> Görev 1
Aşağıdaki metin parçasını baştan sona, hiçbir değişiklik yapmadan çıkarın.

Bizim ve inançlarımızın özgürlüğü Önderliğimizin özgürlüğüdür
Kadının Kaleminden
Roza Yaşam
İnsanlık mücadelesinde tutarlılık ve adil tutum, her zaman çok önemli bir yer işgal etmiştir. Yüzlerce yıllık demokrasi mücadelesi geçmişi olan Avrupa'da bile bu duruşun gösterilmediğine şahit olmaktayız. Kasap gibi bir barbar devlet bir halkın içine girip, çoluk çocuk, kadın-yaşlı demeden, Sur'da, Cizre'de, Silopi'de, Gever'de, Şırnak'ta, Nusaybin'de ve diğer Kürdistan kentlerinde binlerce insanı katletti; bodrumlarda cayır cayır ateşe verip yaktı, uçaklarla bırakalım insanları şehirler viran edilip harabeye, bir toprak yığınına çevirdi, başta Avrupa olmak üzere bütün dünya buna sessiz kaldı! Ve dünyaya insanlığın öldüğünün ilanını yaptı adeta.

> Sağlanan Veriler
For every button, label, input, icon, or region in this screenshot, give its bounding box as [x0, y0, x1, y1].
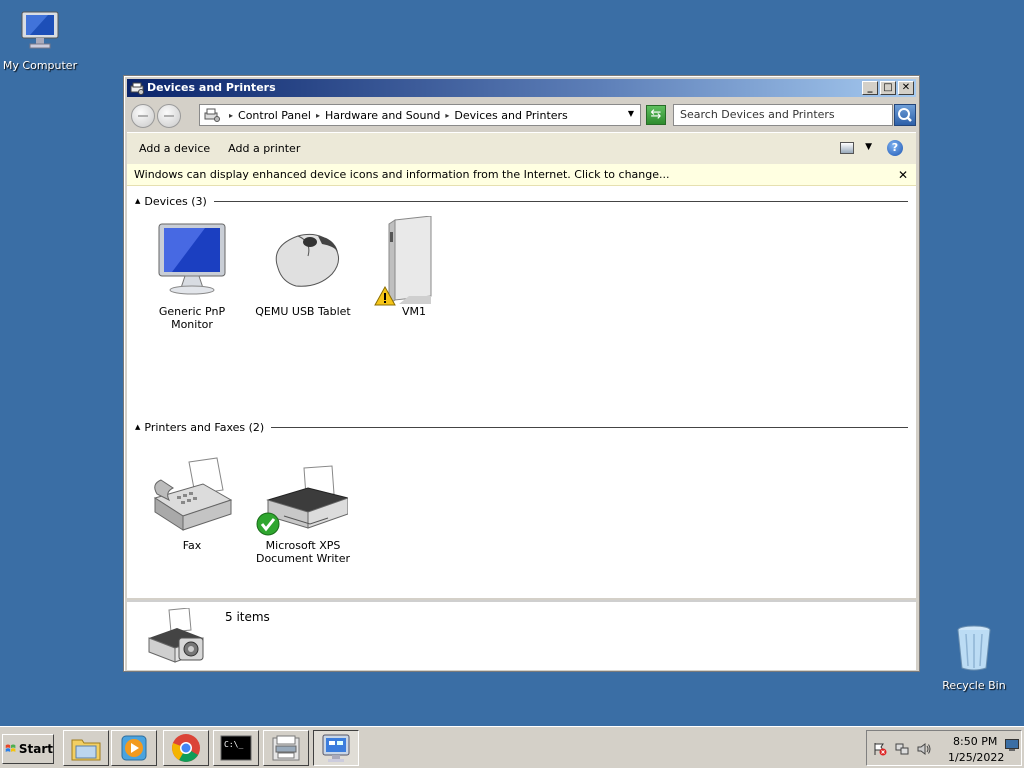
- desktop-icon-my-computer[interactable]: My Computer: [0, 10, 80, 72]
- devices-and-printers-icon: [322, 734, 350, 762]
- device-item-vm1[interactable]: VM1: [364, 215, 464, 318]
- items-view: Windows can display enhanced device icon…: [127, 164, 916, 598]
- group-header-devices[interactable]: ▲ Devices (3): [135, 194, 908, 208]
- forward-button[interactable]: [157, 104, 181, 128]
- device-name: QEMU USB Tablet: [255, 305, 351, 318]
- chevron-right-icon[interactable]: ▸: [445, 111, 449, 120]
- info-bar-text: Windows can display enhanced device icon…: [134, 168, 670, 181]
- item-count: 5 items: [225, 610, 270, 624]
- refresh-icon: ⇆: [650, 107, 662, 122]
- computer-icon: [21, 11, 59, 49]
- chevron-down-icon[interactable]: ▼: [628, 109, 634, 118]
- action-center-flag-icon[interactable]: [873, 742, 887, 756]
- desktop-icon-recycle-bin[interactable]: Recycle Bin: [934, 624, 1014, 692]
- chevron-right-icon: ▸: [229, 110, 234, 120]
- start-button[interactable]: Start: [2, 734, 54, 764]
- details-pane: 5 items: [127, 600, 916, 670]
- breadcrumb-hardware-and-sound[interactable]: Hardware and Sound: [325, 109, 440, 122]
- default-printer-check-icon: [256, 512, 280, 536]
- search-input[interactable]: Search Devices and Printers: [673, 104, 893, 126]
- network-icon[interactable]: [895, 742, 909, 756]
- command-bar: Add a device Add a printer ▼ ?: [127, 132, 916, 164]
- warning-icon: [374, 286, 396, 306]
- maximize-button[interactable]: □: [880, 81, 896, 95]
- device-name: Generic PnP Monitor: [158, 305, 226, 331]
- svg-text:C:\_: C:\_: [224, 740, 243, 749]
- info-bar[interactable]: Windows can display enhanced device icon…: [127, 164, 916, 186]
- collapse-arrow-icon[interactable]: ▲: [135, 197, 140, 205]
- window-title: Devices and Printers: [147, 81, 276, 94]
- refresh-button[interactable]: ⇆: [646, 105, 666, 125]
- command-prompt-icon: C:\_: [220, 735, 252, 761]
- windows-flag-icon: [5, 744, 16, 752]
- device-item-generic-pnp-monitor[interactable]: Generic PnP Monitor: [142, 216, 242, 331]
- media-player-icon: [121, 735, 147, 761]
- title-bar[interactable]: Devices and Printers _ □ ✕: [127, 79, 916, 97]
- clock-date[interactable]: 1/25/2022: [948, 751, 1004, 764]
- devices-printers-title-icon: [130, 82, 144, 95]
- show-desktop-icon[interactable]: [1005, 739, 1019, 751]
- collapse-arrow-icon[interactable]: ▲: [135, 423, 140, 431]
- system-tray: 8:50 PM 1/25/2022: [866, 730, 1022, 766]
- breadcrumb-devices-and-printers[interactable]: Devices and Printers: [454, 109, 567, 122]
- desktop-icon-label: My Computer: [2, 59, 78, 72]
- chrome-icon: [172, 734, 200, 762]
- printer-item-microsoft-xps-document-writer[interactable]: Microsoft XPS Document Writer: [253, 454, 353, 565]
- devices-and-printers-window: Devices and Printers _ □ ✕ ▸ Control Pan…: [123, 75, 920, 672]
- taskbar-app-file-explorer[interactable]: [63, 730, 109, 766]
- recycle-bin-icon: [957, 625, 991, 671]
- volume-icon[interactable]: [917, 742, 931, 756]
- back-button[interactable]: [131, 104, 155, 128]
- device-item-qemu-usb-tablet[interactable]: QEMU USB Tablet: [253, 216, 353, 318]
- divider: [213, 200, 908, 202]
- printer-folder-icon: [272, 735, 300, 761]
- taskbar-app-command-prompt[interactable]: C:\_: [213, 730, 259, 766]
- monitor-icon: [158, 223, 226, 295]
- search-icon: [898, 108, 912, 122]
- taskbar-app-devices-and-printers[interactable]: [313, 730, 359, 766]
- device-name: VM1: [401, 305, 426, 318]
- taskbar-app-media-player[interactable]: [111, 730, 157, 766]
- info-bar-close-icon[interactable]: ✕: [898, 164, 908, 186]
- minimize-button[interactable]: _: [862, 81, 878, 95]
- printer-name: Fax: [182, 539, 202, 552]
- change-view-icon[interactable]: [840, 142, 854, 154]
- chevron-down-icon[interactable]: ▼: [865, 142, 872, 152]
- mouse-icon: [275, 233, 339, 287]
- start-label: Start: [18, 742, 53, 756]
- printer-name: Microsoft XPS Document Writer: [255, 539, 351, 565]
- add-device-button[interactable]: Add a device: [139, 139, 210, 158]
- add-printer-button[interactable]: Add a printer: [228, 139, 300, 158]
- taskbar-app-chrome[interactable]: [163, 730, 209, 766]
- group-title: Devices (3): [144, 194, 207, 208]
- group-header-printers[interactable]: ▲ Printers and Faxes (2): [135, 420, 908, 434]
- address-bar: ▸ Control Panel ▸ Hardware and Sound ▸ D…: [127, 100, 916, 130]
- chevron-right-icon[interactable]: ▸: [316, 111, 320, 120]
- divider: [271, 426, 908, 428]
- desktop-icon-label: Recycle Bin: [942, 679, 1006, 692]
- clock-time[interactable]: 8:50 PM: [953, 735, 997, 748]
- breadcrumb[interactable]: ▸ Control Panel ▸ Hardware and Sound ▸ D…: [199, 104, 641, 126]
- control-panel-icon: [204, 108, 220, 122]
- taskbar-app-printer-folder[interactable]: [263, 730, 309, 766]
- breadcrumb-control-panel[interactable]: Control Panel: [238, 109, 311, 122]
- help-button[interactable]: ?: [887, 140, 903, 156]
- devices-and-printers-icon: [148, 608, 204, 663]
- file-explorer-icon: [71, 739, 101, 761]
- fax-icon: [153, 457, 233, 531]
- printer-item-fax[interactable]: Fax: [142, 454, 242, 552]
- group-title: Printers and Faxes (2): [144, 420, 265, 434]
- search-button[interactable]: [894, 104, 916, 126]
- close-button[interactable]: ✕: [898, 81, 914, 95]
- taskbar: Start C:\_ 8:50 PM 1/25/2022: [0, 726, 1024, 768]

> Görev 2
Kayıtlarda "- desktop-icon-my-computer[interactable]: My" ifadesini içeren satırdan "- chevron-right-icon[interactable]: ▸: [445, 111, 449, 120]" ifadesini içeren satıra kadar her şeyi, "QEMU USB Tablet" yerine "QEMU USB Mouse" koyarak yeniden yazın. Geri kalan her şey aynen kalsın.

> Yazılı Yanıt 1
Bizim ve inançlarımızın özgürlüğü Önderliğimizin özgürlüğüdür
Kadının Kaleminden
Roza Yaşam
İnsanlık mücadelesinde tutarlılık ve adil tutum, her zaman çok önemli bir yer işgal etmiştir. Yüzlerce yıllık demokrasi mücadelesi geçmişi olan Avrupa'da bile bu duruşun gösterilmediğine şahit olmaktayız. Kasap gibi bir barbar devlet bir halkın içine girip, çoluk çocuk, kadın-yaşlı demeden, Sur'da, Cizre'de, Silopi'de, Gever'de, Şırnak'ta, Nusaybin'de ve diğer Kürdistan kentlerinde binlerce insanı katletti; bodrumlarda cayır cayır ateşe verip yaktı, uçaklarla bırakalım insanları şehirler viran edilip harabeye, bir toprak yığınına çevirdi, başta Avrupa olmak üzere bütün dünya buna sessiz kaldı! Ve dünyaya insanlığın öldüğünün ilanını yaptı adeta.

> Yazılı Yanıt 2
- desktop-icon-my-computer[interactable]: My Computer: [0, 10, 80, 72]
- devices-and-printers-icon: [322, 734, 350, 762]
- device-item-vm1[interactable]: VM1: [364, 215, 464, 318]
- items-view: Windows can display enhanced device icon…: [127, 164, 916, 598]
- group-header-devices[interactable]: ▲ Devices (3): [135, 194, 908, 208]
- forward-button[interactable]: [157, 104, 181, 128]
- device-name: QEMU USB Mouse: [255, 305, 351, 318]
- chevron-right-icon[interactable]: ▸: [445, 111, 449, 120]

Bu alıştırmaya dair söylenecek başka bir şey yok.